## Text provided
Although flattered by an offer to have money lent to me to conduct HML, (where were you when I was first getting started :wink: ) I think that there are many opportunities to be directly involved in lending, whereever you are located, and not have to do much of the heavy lifting.

To demonstrate I will suggest a method I utilize to market some of my hm lending products.

I have found a few small business bankers (not a us bank or a wells fargo, rather the first national bank of small-suburb somewhere) and alligned myself with them to do some of my hard money lending. Note that many de neuvo or newly chartered banks have been created largely around profitable commercial real estate lending departments.

As a caviate, I will point out that My lending capacity is attractive to them, because I have significant resources, so it may take a bit to sell them on your resources or other value one brings to the table.

In alligning myself with these conventional lenders offering hml in the form of subordinated or second mortgage financing, or in many cases I am *participating in a larger first mortgage loan that they are making to an existing or new customer that does not qualify under their standard guidlines. Ususually they dont qualify because they are seeking a higher ltv than a conserviative bank would offer.

*A participation means that I technically own 20-30-50 % of the first mortgage loan by putting up that much of the money and the bank owns the other part. Generally speaking in these arrangements we proportionately split the interest that is collected and they handle the servicing, which I like.

The reason a bank or any other lender would like this, is it is helping them to provide a service, making money for thier instiution as well as helping to cement a relationship with a customer, yet hedging their risk because 1) they have less capital at risk in a deal if something goes wrong and 2) there are inherent benefits to all lenders when you have a “partner” or simply someone else with “skin in the game”. The logic here is that I am going to work just as hard as the bank and the borrower to make sure the deal goes through and I get my money and profits back. (three heads are better than one concept).

Also by participating in the loan I have the same reciprocal benifits, that the bank is looking at thier risks and making sure for thier part the deal makes sense, is secure and will perform.

Finally, this becomes a good source of long term relationships on the client side. These joint efforts usually work out best to create value and accountability to all involved. By me helping both the bank and the real estate investor to strenghthen thier business models, they become a better long term customer ensuring profits (from the investor) and referrals (from the bank) to me for a long time.

A falacy in many types of lending, is that if you do to good by your debtors that they will not need you. In fact any good businessman knows, the better you treat your customers, and the more you are willing to invest in them, the better realtionship (business wise) you will produce. If I make sure the investor has a good banking relationship, and can grow his business, with cheap (first position or long term debt) while letting me make the (risk) money, which is what I want to do anyway because the margins are higher, I will grow the investors business and need to continue to use me for growth.

## Written task A
Reproduce word for word the labeled box records from their first line through the line that contains "component-number: 431 bbox=[78, 85, 114, 108]", inclusive.
The labeled box records are unrelated to the hard money lending text.

Labeled box records
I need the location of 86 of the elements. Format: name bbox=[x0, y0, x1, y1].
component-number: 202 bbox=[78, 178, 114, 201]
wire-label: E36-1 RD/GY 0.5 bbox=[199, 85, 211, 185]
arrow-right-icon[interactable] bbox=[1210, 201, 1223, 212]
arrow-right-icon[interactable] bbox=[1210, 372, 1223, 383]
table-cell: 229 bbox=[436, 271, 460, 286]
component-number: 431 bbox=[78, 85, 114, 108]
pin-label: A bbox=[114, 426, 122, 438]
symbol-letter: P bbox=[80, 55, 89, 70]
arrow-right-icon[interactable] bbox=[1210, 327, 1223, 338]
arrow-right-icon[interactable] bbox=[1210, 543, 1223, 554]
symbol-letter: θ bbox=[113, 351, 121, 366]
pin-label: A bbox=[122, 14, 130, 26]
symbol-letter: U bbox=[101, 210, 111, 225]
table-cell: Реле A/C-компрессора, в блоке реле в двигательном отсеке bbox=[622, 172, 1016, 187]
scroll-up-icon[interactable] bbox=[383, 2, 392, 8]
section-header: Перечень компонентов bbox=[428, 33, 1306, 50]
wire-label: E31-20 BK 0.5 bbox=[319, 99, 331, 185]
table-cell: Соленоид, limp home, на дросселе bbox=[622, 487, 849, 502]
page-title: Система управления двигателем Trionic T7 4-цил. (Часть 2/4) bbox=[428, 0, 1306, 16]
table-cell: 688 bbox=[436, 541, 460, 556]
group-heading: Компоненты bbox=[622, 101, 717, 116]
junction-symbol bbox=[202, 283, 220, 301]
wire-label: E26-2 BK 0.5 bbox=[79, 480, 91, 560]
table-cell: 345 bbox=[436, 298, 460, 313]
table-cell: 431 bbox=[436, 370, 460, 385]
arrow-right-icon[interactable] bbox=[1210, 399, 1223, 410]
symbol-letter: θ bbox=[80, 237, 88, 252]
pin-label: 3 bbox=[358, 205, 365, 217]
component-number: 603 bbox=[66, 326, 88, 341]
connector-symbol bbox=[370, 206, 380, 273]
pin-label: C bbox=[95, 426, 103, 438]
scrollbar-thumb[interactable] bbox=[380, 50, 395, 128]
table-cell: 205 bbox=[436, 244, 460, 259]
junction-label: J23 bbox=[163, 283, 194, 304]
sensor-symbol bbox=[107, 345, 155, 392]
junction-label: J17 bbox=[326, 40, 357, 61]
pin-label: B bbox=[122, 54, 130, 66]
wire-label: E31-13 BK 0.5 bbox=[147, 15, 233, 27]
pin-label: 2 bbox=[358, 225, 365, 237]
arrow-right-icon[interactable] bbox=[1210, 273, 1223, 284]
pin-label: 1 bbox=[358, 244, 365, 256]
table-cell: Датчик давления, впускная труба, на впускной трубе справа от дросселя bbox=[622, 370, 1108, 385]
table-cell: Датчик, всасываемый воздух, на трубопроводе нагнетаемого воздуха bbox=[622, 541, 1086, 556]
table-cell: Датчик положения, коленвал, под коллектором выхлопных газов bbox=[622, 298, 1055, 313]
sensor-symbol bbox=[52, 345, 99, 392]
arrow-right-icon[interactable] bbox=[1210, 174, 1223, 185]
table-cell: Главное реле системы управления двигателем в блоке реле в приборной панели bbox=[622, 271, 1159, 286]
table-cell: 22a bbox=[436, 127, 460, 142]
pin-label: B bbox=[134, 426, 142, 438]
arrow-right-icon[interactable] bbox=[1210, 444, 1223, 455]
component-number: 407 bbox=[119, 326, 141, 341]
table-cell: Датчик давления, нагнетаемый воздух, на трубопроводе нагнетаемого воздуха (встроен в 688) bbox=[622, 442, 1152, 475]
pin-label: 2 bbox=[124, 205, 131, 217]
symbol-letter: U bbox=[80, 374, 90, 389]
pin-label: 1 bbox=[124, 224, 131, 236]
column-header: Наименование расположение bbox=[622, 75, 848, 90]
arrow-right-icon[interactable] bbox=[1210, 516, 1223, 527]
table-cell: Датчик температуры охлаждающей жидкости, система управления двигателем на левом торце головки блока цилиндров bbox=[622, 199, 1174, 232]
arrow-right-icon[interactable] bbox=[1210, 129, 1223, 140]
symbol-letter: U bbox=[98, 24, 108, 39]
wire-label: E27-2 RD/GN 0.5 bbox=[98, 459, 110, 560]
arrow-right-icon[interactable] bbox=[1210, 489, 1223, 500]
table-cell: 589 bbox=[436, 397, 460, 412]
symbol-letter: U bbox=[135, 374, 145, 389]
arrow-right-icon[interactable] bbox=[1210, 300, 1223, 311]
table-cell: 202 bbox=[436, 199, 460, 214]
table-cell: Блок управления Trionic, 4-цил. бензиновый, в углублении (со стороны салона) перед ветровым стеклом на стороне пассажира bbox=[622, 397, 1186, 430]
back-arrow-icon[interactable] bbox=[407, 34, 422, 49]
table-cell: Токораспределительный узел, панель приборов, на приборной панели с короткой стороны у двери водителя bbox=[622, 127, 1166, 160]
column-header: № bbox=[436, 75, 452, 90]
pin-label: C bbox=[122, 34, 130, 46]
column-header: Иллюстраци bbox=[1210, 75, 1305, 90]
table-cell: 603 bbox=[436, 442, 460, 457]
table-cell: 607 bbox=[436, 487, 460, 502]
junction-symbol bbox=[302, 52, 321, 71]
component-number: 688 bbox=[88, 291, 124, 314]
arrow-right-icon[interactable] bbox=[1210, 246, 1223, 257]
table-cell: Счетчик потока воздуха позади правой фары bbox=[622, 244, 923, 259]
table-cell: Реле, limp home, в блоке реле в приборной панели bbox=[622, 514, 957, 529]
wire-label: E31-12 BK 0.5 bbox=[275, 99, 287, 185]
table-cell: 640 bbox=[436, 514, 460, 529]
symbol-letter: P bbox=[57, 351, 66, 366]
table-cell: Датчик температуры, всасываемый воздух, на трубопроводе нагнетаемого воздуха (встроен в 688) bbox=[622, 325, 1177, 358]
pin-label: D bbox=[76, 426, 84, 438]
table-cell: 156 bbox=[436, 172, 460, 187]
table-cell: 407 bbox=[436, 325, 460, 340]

## Written task B
List the percentages the hard money lending text gives for the share of a first mortgage loan the writer may technically own through a participation.

## Response A
I need the location of 86 of the elements. Format: name bbox=[x0, y0, x1, y1].
component-number: 202 bbox=[78, 178, 114, 201]
wire-label: E36-1 RD/GY 0.5 bbox=[199, 85, 211, 185]
arrow-right-icon[interactable] bbox=[1210, 201, 1223, 212]
arrow-right-icon[interactable] bbox=[1210, 372, 1223, 383]
table-cell: 229 bbox=[436, 271, 460, 286]
component-number: 431 bbox=[78, 85, 114, 108]

## Response B
20%, 30%, 50%